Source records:
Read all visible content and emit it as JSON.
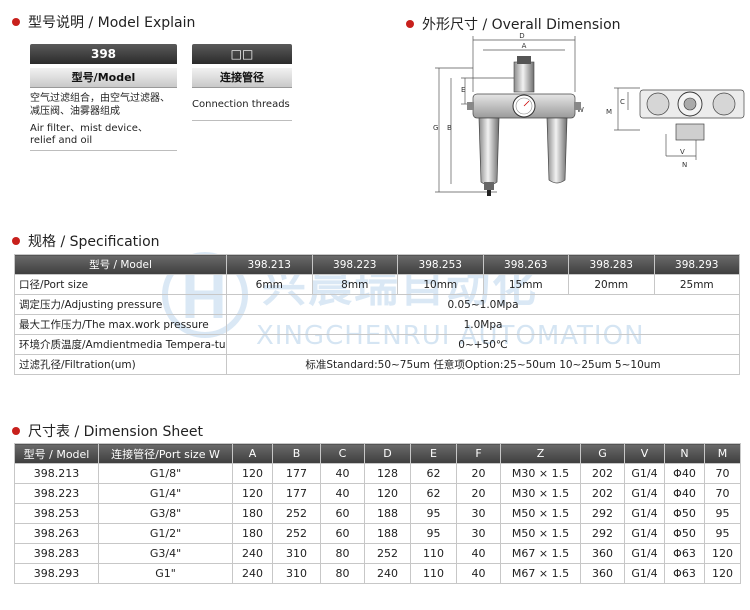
{
  "sections": {
    "model_explain": "型号说明 / Model Explain",
    "overall_dimension": "外形尺寸 / Overall Dimension",
    "specification": "规格 / Specification",
    "dimension_sheet": "尺寸表 / Dimension Sheet"
  },
  "model_explain": {
    "code_box": "398",
    "code_box2": "□□",
    "label1": "型号/Model",
    "label2": "连接管径",
    "desc_cn_1": "空气过滤组合，由空气过滤器、",
    "desc_cn_2": "减压阀、油雾器组成",
    "desc_en_1": "Air filter、mist device、",
    "desc_en_2": "relief and oil",
    "desc2": "Connection threads"
  },
  "drawing_labels": {
    "D": "D",
    "A": "A",
    "E": "E",
    "B": "B",
    "G": "G",
    "W": "W",
    "C": "C",
    "M": "M",
    "V": "V",
    "N": "N"
  },
  "watermark": {
    "cn": "兴晨瑞自动化",
    "en": "XINGCHENRUI AUTOMATION"
  },
  "spec_table": {
    "header_label": "型号 / Model",
    "models": [
      "398.213",
      "398.223",
      "398.253",
      "398.263",
      "398.283",
      "398.293"
    ],
    "rows": {
      "port_label": "口径/Port size",
      "port_values": [
        "6mm",
        "8mm",
        "10mm",
        "15mm",
        "20mm",
        "25mm"
      ],
      "adjust_label": "调定压力/Adjusting pressure",
      "adjust_value": "0.05~1.0Mpa",
      "maxwork_label": "最大工作压力/The max.work pressure",
      "maxwork_value": "1.0Mpa",
      "ambient_label": "环境介质温度/Amdientmedia Tempera-ture",
      "ambient_value": "0~+50℃",
      "filter_label": "过滤孔径/Filtration(um)",
      "filter_value": "标准Standard:50~75um  任意项Option:25~50um 10~25um 5~10um"
    }
  },
  "dim_table": {
    "headers": [
      "型号 / Model",
      "连接管径/Port size W",
      "A",
      "B",
      "C",
      "D",
      "E",
      "F",
      "Z",
      "G",
      "V",
      "N",
      "M"
    ],
    "rows": [
      [
        "398.213",
        "G1/8\"",
        "120",
        "177",
        "40",
        "128",
        "62",
        "20",
        "M30 × 1.5",
        "202",
        "G1/4",
        "Φ40",
        "70"
      ],
      [
        "398.223",
        "G1/4\"",
        "120",
        "177",
        "40",
        "120",
        "62",
        "20",
        "M30 × 1.5",
        "202",
        "G1/4",
        "Φ40",
        "70"
      ],
      [
        "398.253",
        "G3/8\"",
        "180",
        "252",
        "60",
        "188",
        "95",
        "30",
        "M50 × 1.5",
        "292",
        "G1/4",
        "Φ50",
        "95"
      ],
      [
        "398.263",
        "G1/2\"",
        "180",
        "252",
        "60",
        "188",
        "95",
        "30",
        "M50 × 1.5",
        "292",
        "G1/4",
        "Φ50",
        "95"
      ],
      [
        "398.283",
        "G3/4\"",
        "240",
        "310",
        "80",
        "252",
        "110",
        "40",
        "M67 × 1.5",
        "360",
        "G1/4",
        "Φ63",
        "120"
      ],
      [
        "398.293",
        "G1\"",
        "240",
        "310",
        "80",
        "240",
        "110",
        "40",
        "M67 × 1.5",
        "360",
        "G1/4",
        "Φ63",
        "120"
      ]
    ]
  },
  "colors": {
    "accent_dot": "#c8201c",
    "header_dark": "#3e3e3e",
    "watermark": "#96bee1"
  }
}
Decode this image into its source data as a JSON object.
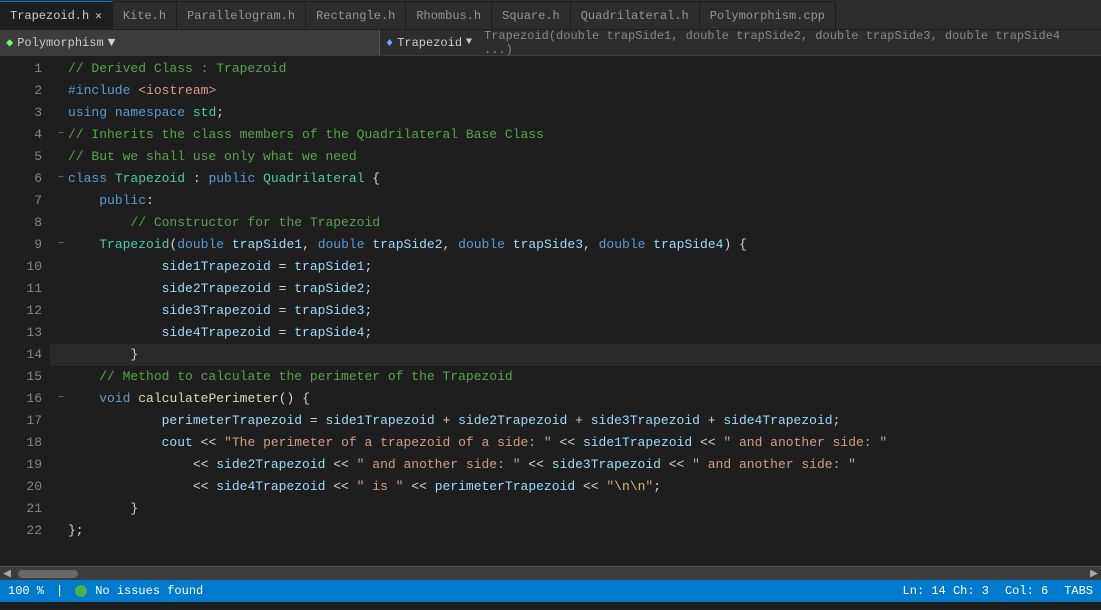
{
  "tabs": [
    {
      "label": "Trapezoid.h",
      "active": true,
      "closeable": true,
      "modified": false
    },
    {
      "label": "Kite.h",
      "active": false,
      "closeable": false
    },
    {
      "label": "Parallelogram.h",
      "active": false,
      "closeable": false
    },
    {
      "label": "Rectangle.h",
      "active": false,
      "closeable": false
    },
    {
      "label": "Rhombus.h",
      "active": false,
      "closeable": false
    },
    {
      "label": "Square.h",
      "active": false,
      "closeable": false
    },
    {
      "label": "Quadrilateral.h",
      "active": false,
      "closeable": false
    },
    {
      "label": "Polymorphism.cpp",
      "active": false,
      "closeable": false
    }
  ],
  "toolbar": {
    "left_dropdown": "Polymorphism",
    "right_dropdown": "Trapezoid",
    "function_hint": "Trapezoid(double trapSide1, double trapSide2, double trapSide3, double trapSide4 ...)"
  },
  "lines": [
    {
      "num": 1,
      "fold": "",
      "code": "<span class='c-comment'>// Derived Class : Trapezoid</span>"
    },
    {
      "num": 2,
      "fold": "",
      "code": "<span class='c-include'>#include</span> <span class='c-string'>&lt;iostream&gt;</span>"
    },
    {
      "num": 3,
      "fold": "",
      "code": "<span class='c-keyword'>using</span> <span class='c-keyword'>namespace</span> <span class='c-namespace'>std</span>;"
    },
    {
      "num": 4,
      "fold": "−",
      "code": "<span class='c-comment'>// Inherits the class members of the Quadrilateral Base Class</span>"
    },
    {
      "num": 5,
      "fold": "",
      "code": "<span class='c-comment'>// But we shall use only what we need</span>"
    },
    {
      "num": 6,
      "fold": "−",
      "code": "<span class='c-keyword'>class</span> <span class='c-class-name'>Trapezoid</span> : <span class='c-keyword'>public</span> <span class='c-class-name'>Quadrilateral</span> {"
    },
    {
      "num": 7,
      "fold": "",
      "code": "<span class='c-access'>public</span>:"
    },
    {
      "num": 8,
      "fold": "",
      "code": "<span class='c-comment'>// Constructor for the Trapezoid</span>"
    },
    {
      "num": 9,
      "fold": "−",
      "code": "<span class='c-class-name'>Trapezoid</span>(<span class='c-keyword'>double</span> <span class='c-param'>trapSide1</span>, <span class='c-keyword'>double</span> <span class='c-param'>trapSide2</span>, <span class='c-keyword'>double</span> <span class='c-param'>trapSide3</span>, <span class='c-keyword'>double</span> <span class='c-param'>trapSide4</span>) {"
    },
    {
      "num": 10,
      "fold": "",
      "code": "<span class='c-var'>side1Trapezoid</span> = <span class='c-param'>trapSide1</span>;"
    },
    {
      "num": 11,
      "fold": "",
      "code": "<span class='c-var'>side2Trapezoid</span> = <span class='c-param'>trapSide2</span>;"
    },
    {
      "num": 12,
      "fold": "",
      "code": "<span class='c-var'>side3Trapezoid</span> = <span class='c-param'>trapSide3</span>;"
    },
    {
      "num": 13,
      "fold": "",
      "code": "<span class='c-var'>side4Trapezoid</span> = <span class='c-param'>trapSide4</span>;"
    },
    {
      "num": 14,
      "fold": "",
      "code": "}"
    },
    {
      "num": 15,
      "fold": "",
      "code": "<span class='c-comment'>// Method to calculate the perimeter of the Trapezoid</span>"
    },
    {
      "num": 16,
      "fold": "−",
      "code": "<span class='c-keyword'>void</span> <span class='c-func'>calculatePerimeter</span>() {"
    },
    {
      "num": 17,
      "fold": "",
      "code": "<span class='c-var'>perimeterTrapezoid</span> = <span class='c-var'>side1Trapezoid</span> + <span class='c-var'>side2Trapezoid</span> + <span class='c-var'>side3Trapezoid</span> + <span class='c-var'>side4Trapezoid</span>;"
    },
    {
      "num": 18,
      "fold": "",
      "code": "<span class='c-stream'>cout</span> &lt;&lt; <span class='c-string'>\"The perimeter of a trapezoid of a side: \"</span> &lt;&lt; <span class='c-var'>side1Trapezoid</span> &lt;&lt; <span class='c-string'>\" and another side: \"</span>"
    },
    {
      "num": 19,
      "fold": "",
      "code": "&lt;&lt; <span class='c-var'>side2Trapezoid</span> &lt;&lt; <span class='c-string'>\" and another side: \"</span> &lt;&lt; <span class='c-var'>side3Trapezoid</span> &lt;&lt; <span class='c-string'>\" and another side: \"</span>"
    },
    {
      "num": 20,
      "fold": "",
      "code": "&lt;&lt; <span class='c-var'>side4Trapezoid</span> &lt;&lt; <span class='c-string'>\" is \"</span> &lt;&lt; <span class='c-var'>perimeterTrapezoid</span> &lt;&lt; <span class='c-string'>\"\\n\\n\"</span>;"
    },
    {
      "num": 21,
      "fold": "",
      "code": "}"
    },
    {
      "num": 22,
      "fold": "",
      "code": "};"
    }
  ],
  "indents": {
    "1": 0,
    "2": 0,
    "3": 0,
    "4": 0,
    "5": 0,
    "6": 0,
    "7": 1,
    "8": 2,
    "9": 1,
    "10": 3,
    "11": 3,
    "12": 3,
    "13": 3,
    "14": 2,
    "15": 1,
    "16": 1,
    "17": 3,
    "18": 3,
    "19": 4,
    "20": 4,
    "21": 2,
    "22": 0
  },
  "status": {
    "zoom": "100 %",
    "issues": "No issues found",
    "position": "Ln: 14  Ch: 3",
    "col": "Col: 6",
    "tabs_label": "TABS"
  }
}
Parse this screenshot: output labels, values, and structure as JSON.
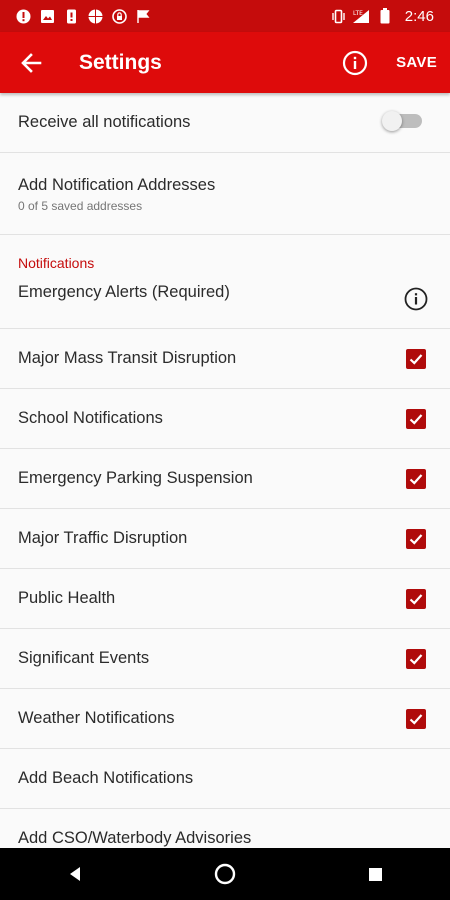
{
  "status_bar": {
    "time": "2:46",
    "network": "LTE"
  },
  "app_bar": {
    "title": "Settings",
    "save_label": "SAVE"
  },
  "receive_all": {
    "label": "Receive all notifications",
    "enabled": false
  },
  "addresses": {
    "label": "Add Notification Addresses",
    "subtext": "0 of 5 saved addresses"
  },
  "notifications": {
    "header": "Notifications",
    "emergency": "Emergency Alerts (Required)",
    "items": [
      {
        "label": "Major Mass Transit Disruption",
        "checked": true
      },
      {
        "label": "School Notifications",
        "checked": true
      },
      {
        "label": "Emergency Parking Suspension",
        "checked": true
      },
      {
        "label": "Major Traffic Disruption",
        "checked": true
      },
      {
        "label": "Public Health",
        "checked": true
      },
      {
        "label": "Significant Events",
        "checked": true
      },
      {
        "label": "Weather Notifications",
        "checked": true
      }
    ],
    "extras": [
      {
        "label": "Add Beach Notifications"
      },
      {
        "label": "Add CSO/Waterbody Advisories"
      }
    ]
  },
  "colors": {
    "status_bar": "#c50c0c",
    "app_bar": "#de0b0b",
    "accent": "#b00b0b"
  }
}
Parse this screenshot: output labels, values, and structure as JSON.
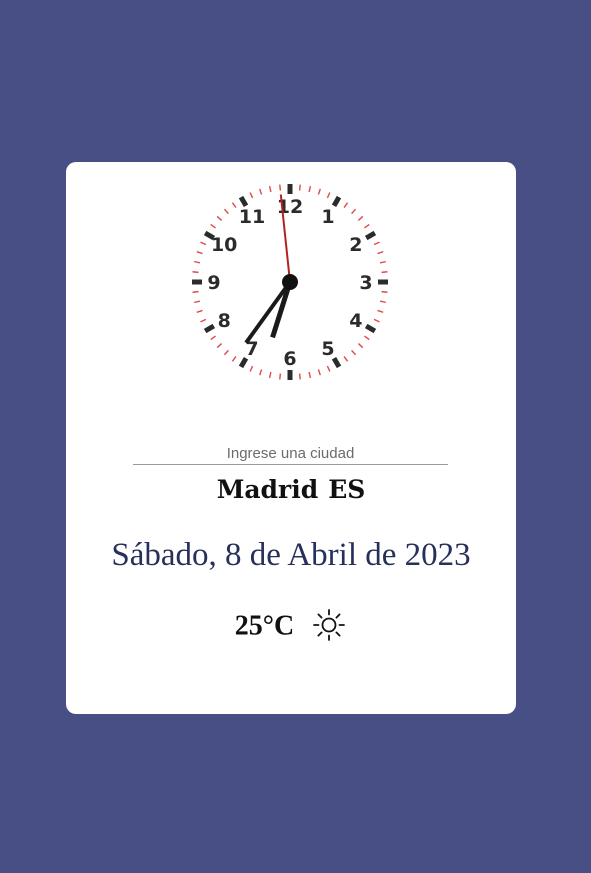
{
  "clock": {
    "numerals": [
      "12",
      "1",
      "2",
      "3",
      "4",
      "5",
      "6",
      "7",
      "8",
      "9",
      "10",
      "11"
    ],
    "time": {
      "hours": 6,
      "minutes": 35,
      "seconds": 59
    },
    "colors": {
      "major_tick": "#2b2b2b",
      "minor_tick": "#e04a4a",
      "hand": "#1a1a1a",
      "second_hand": "#b22222"
    }
  },
  "search": {
    "placeholder": "Ingrese una ciudad",
    "value": ""
  },
  "location": {
    "city": "Madrid",
    "country": "ES"
  },
  "date": {
    "text": "Sábado, 8 de Abril de 2023"
  },
  "weather": {
    "temperature": "25°C",
    "icon": "sun-icon"
  },
  "colors": {
    "background": "#474f84",
    "card": "#ffffff",
    "date_text": "#27305a"
  }
}
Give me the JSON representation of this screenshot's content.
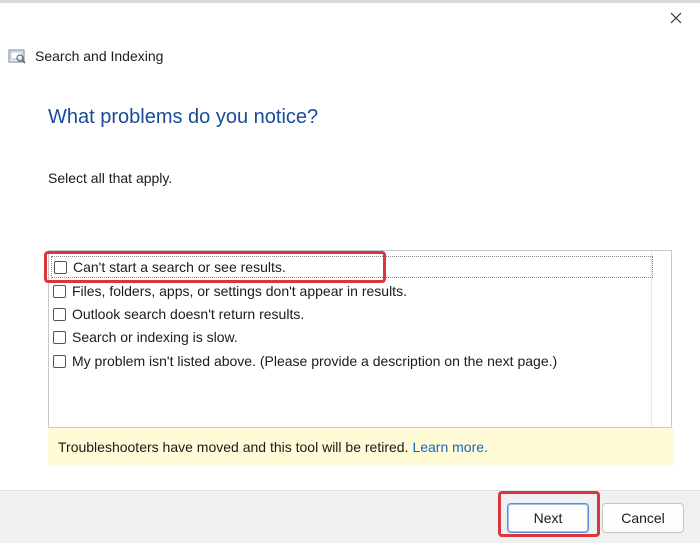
{
  "window": {
    "title": "Search and Indexing",
    "close_icon": "close-icon",
    "app_icon": "search-indexing-icon"
  },
  "main": {
    "heading": "What problems do you notice?",
    "instruction": "Select all that apply.",
    "options": [
      {
        "label": "Can't start a search or see results.",
        "checked": false
      },
      {
        "label": "Files, folders, apps, or settings don't appear in results.",
        "checked": false
      },
      {
        "label": "Outlook search doesn't return results.",
        "checked": false
      },
      {
        "label": "Search or indexing is slow.",
        "checked": false
      },
      {
        "label": "My problem isn't listed above. (Please provide a description on the next page.)",
        "checked": false
      }
    ],
    "banner": {
      "text": "Troubleshooters have moved and this tool will be retired.",
      "link": "Learn more."
    }
  },
  "footer": {
    "next_label": "Next",
    "cancel_label": "Cancel"
  },
  "colors": {
    "heading": "#1a4b9a",
    "link": "#1565c0",
    "banner_bg": "#fffbd6",
    "highlight": "#d9363e"
  }
}
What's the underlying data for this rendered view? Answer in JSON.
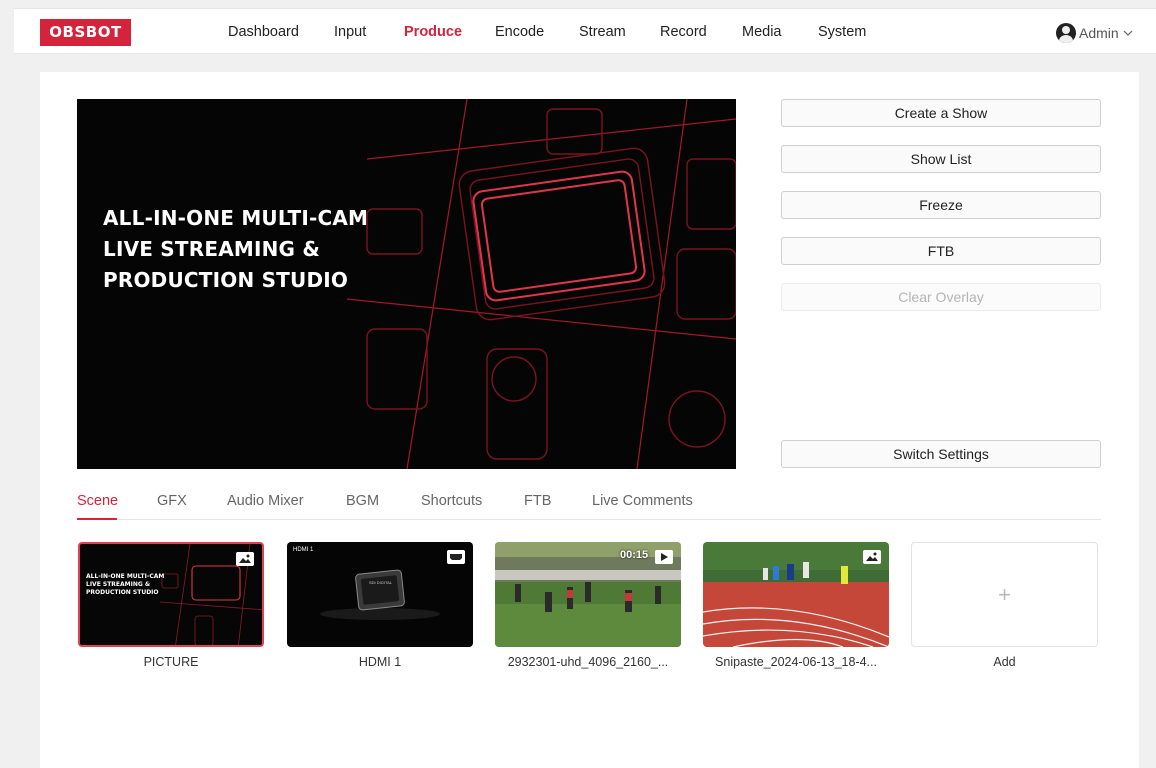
{
  "brand": {
    "logo": "OBSBOT",
    "accent": "#d4243c"
  },
  "nav": {
    "items": [
      "Dashboard",
      "Input",
      "Produce",
      "Encode",
      "Stream",
      "Record",
      "Media",
      "System"
    ],
    "active": "Produce"
  },
  "user": {
    "name": "Admin",
    "icon": "user-avatar-icon",
    "caret": "chevron-down-icon"
  },
  "preview": {
    "line1": "ALL-IN-ONE MULTI-CAM",
    "line2": "LIVE STREAMING &",
    "line3": "PRODUCTION STUDIO"
  },
  "controls": {
    "create_show": "Create a Show",
    "show_list": "Show List",
    "freeze": "Freeze",
    "ftb": "FTB",
    "clear_overlay": "Clear Overlay",
    "switch_settings": "Switch Settings"
  },
  "tabs": [
    "Scene",
    "GFX",
    "Audio Mixer",
    "BGM",
    "Shortcuts",
    "FTB",
    "Live Comments"
  ],
  "active_tab": "Scene",
  "scenes": [
    {
      "label": "PICTURE",
      "type": "image",
      "selected": true,
      "thumb_text": [
        "ALL-IN-ONE MULTI-CAM",
        "LIVE STREAMING &",
        "PRODUCTION STUDIO"
      ]
    },
    {
      "label": "HDMI 1",
      "type": "hdmi",
      "selected": false,
      "thumb_title": "HDMI 1",
      "device_text": "SDI DIGITAL"
    },
    {
      "label": "2932301-uhd_4096_2160_...",
      "type": "video",
      "selected": false,
      "duration": "00:15"
    },
    {
      "label": "Snipaste_2024-06-13_18-4...",
      "type": "image",
      "selected": false
    }
  ],
  "add": {
    "label": "Add",
    "symbol": "+"
  }
}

◆ **Your goal**
Identify the lines above with the word "Quadrilateral". Copy them.

◆ **Final result**
      "label": "Quadrilateral.h",
      "code": "<span class='c-comment'>// Inherits the class members of the Quadrilateral Base Class</span>"
      "code": "<span class='c-keyword'>class</span> <span class='c-class-name'>Trapezoid</span> : <span class='c-keyword'>public</span> <span class='c-class-name'>Quadrilateral</span> {"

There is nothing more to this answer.